▶ AIM OF THE TASK
Below are some records; repeat them all exactly, minus the pictures.

▶ DATA SUPPLIED
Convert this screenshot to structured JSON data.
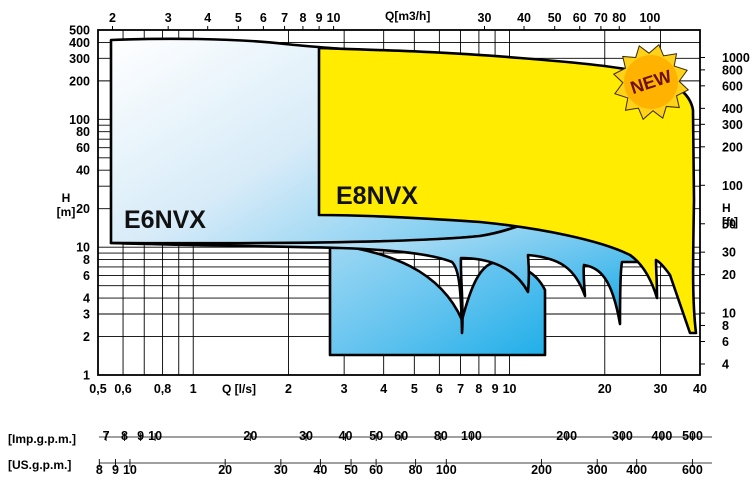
{
  "chart_data": {
    "type": "area",
    "title": "",
    "xlabel": "Q [l/s]",
    "ylabel": "H\n[m]",
    "x_scale": "log",
    "y_scale": "log",
    "xlim": [
      0.5,
      40
    ],
    "ylim": [
      1,
      500
    ],
    "x_ticks": [
      "0,5",
      "0,6",
      "0,8",
      "1",
      "2",
      "3",
      "4",
      "5",
      "6",
      "7",
      "8",
      "9",
      "10",
      "20",
      "30",
      "40"
    ],
    "y_ticks": [
      "1",
      "2",
      "3",
      "4",
      "6",
      "8",
      "10",
      "20",
      "40",
      "60",
      "80",
      "100",
      "200",
      "300",
      "400",
      "500"
    ],
    "top_axis": {
      "label": "Q[m3/h]",
      "ticks": [
        "2",
        "3",
        "4",
        "5",
        "6",
        "7",
        "8",
        "9",
        "10",
        "30",
        "40",
        "50",
        "60",
        "70",
        "80",
        "100"
      ]
    },
    "right_axis": {
      "label": "H\n[ft]",
      "ticks": [
        "1000",
        "800",
        "600",
        "400",
        "300",
        "200",
        "100",
        "50",
        "30",
        "20",
        "10",
        "8",
        "6",
        "4"
      ]
    },
    "secondary_axes": [
      {
        "label": "[Imp.g.p.m.]",
        "ticks": [
          "7",
          "8",
          "9",
          "10",
          "20",
          "30",
          "40",
          "50",
          "60",
          "80",
          "100",
          "200",
          "300",
          "400",
          "500"
        ]
      },
      {
        "label": "[US.g.p.m.]",
        "ticks": [
          "8",
          "9",
          "10",
          "20",
          "30",
          "40",
          "50",
          "60",
          "80",
          "100",
          "200",
          "300",
          "400",
          "600"
        ]
      }
    ],
    "series": [
      {
        "name": "E6NVX",
        "color": "#1ab0ea",
        "upper": {
          "x": [
            0.55,
            1.0,
            1.6,
            2.5,
            4,
            6,
            10,
            20,
            25
          ],
          "y": [
            440,
            450,
            440,
            400,
            370,
            350,
            320,
            280,
            235
          ]
        },
        "lower": {
          "x": [
            0.55,
            1.0,
            2.5,
            5,
            8,
            12,
            20,
            27
          ],
          "y": [
            11,
            10.8,
            10.4,
            9.6,
            8.8,
            8,
            7.2,
            6.5
          ]
        }
      },
      {
        "name": "E8NVX",
        "color": "#ffee00",
        "upper": {
          "x": [
            2.5,
            5,
            10,
            20,
            25,
            30,
            34,
            36
          ],
          "y": [
            370,
            345,
            310,
            265,
            225,
            170,
            125,
            100
          ]
        },
        "lower": {
          "x": [
            2.5,
            5,
            10,
            20,
            28,
            34,
            36
          ],
          "y": [
            17.5,
            16.8,
            15.2,
            13,
            10.5,
            6,
            2.1
          ]
        }
      }
    ],
    "annotations": [
      "E6NVX",
      "E8NVX",
      "NEW"
    ],
    "grid": true,
    "legend": "none"
  }
}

▶ COMPLETE RESPONSE
Convert this screenshot to structured JSON data.
{
  "chart_data": {
    "type": "area",
    "title": "",
    "xlabel": "Q [l/s]",
    "ylabel": "H\n[m]",
    "x_scale": "log",
    "y_scale": "log",
    "xlim": [
      0.5,
      40
    ],
    "ylim": [
      1,
      500
    ],
    "x_ticks": [
      "0,5",
      "0,6",
      "0,8",
      "1",
      "2",
      "3",
      "4",
      "5",
      "6",
      "7",
      "8",
      "9",
      "10",
      "20",
      "30",
      "40"
    ],
    "y_ticks": [
      "1",
      "2",
      "3",
      "4",
      "6",
      "8",
      "10",
      "20",
      "40",
      "60",
      "80",
      "100",
      "200",
      "300",
      "400",
      "500"
    ],
    "top_axis": {
      "label": "Q[m3/h]",
      "ticks": [
        "2",
        "3",
        "4",
        "5",
        "6",
        "7",
        "8",
        "9",
        "10",
        "30",
        "40",
        "50",
        "60",
        "70",
        "80",
        "100"
      ]
    },
    "right_axis": {
      "label": "H\n[ft]",
      "ticks": [
        "1000",
        "800",
        "600",
        "400",
        "300",
        "200",
        "100",
        "50",
        "30",
        "20",
        "10",
        "8",
        "6",
        "4"
      ]
    },
    "secondary_axes": [
      {
        "label": "[Imp.g.p.m.]",
        "ticks": [
          "7",
          "8",
          "9",
          "10",
          "20",
          "30",
          "40",
          "50",
          "60",
          "80",
          "100",
          "200",
          "300",
          "400",
          "500"
        ]
      },
      {
        "label": "[US.g.p.m.]",
        "ticks": [
          "8",
          "9",
          "10",
          "20",
          "30",
          "40",
          "50",
          "60",
          "80",
          "100",
          "200",
          "300",
          "400",
          "600"
        ]
      }
    ],
    "series": [
      {
        "name": "E6NVX",
        "color": "#1ab0ea",
        "upper": {
          "x": [
            0.55,
            1.0,
            1.6,
            2.5,
            4,
            6,
            10,
            20,
            25
          ],
          "y": [
            440,
            450,
            440,
            400,
            370,
            350,
            320,
            280,
            235
          ]
        },
        "lower": {
          "x": [
            0.55,
            1.0,
            2.5,
            5,
            8,
            12,
            20,
            27
          ],
          "y": [
            11,
            10.8,
            10.4,
            9.6,
            8.8,
            8,
            7.2,
            6.5
          ]
        }
      },
      {
        "name": "E8NVX",
        "color": "#ffee00",
        "upper": {
          "x": [
            2.5,
            5,
            10,
            20,
            25,
            30,
            34,
            36
          ],
          "y": [
            370,
            345,
            310,
            265,
            225,
            170,
            125,
            100
          ]
        },
        "lower": {
          "x": [
            2.5,
            5,
            10,
            20,
            28,
            34,
            36
          ],
          "y": [
            17.5,
            16.8,
            15.2,
            13,
            10.5,
            6,
            2.1
          ]
        }
      }
    ],
    "annotations": [
      "E6NVX",
      "E8NVX",
      "NEW"
    ],
    "grid": true,
    "legend": "none"
  }
}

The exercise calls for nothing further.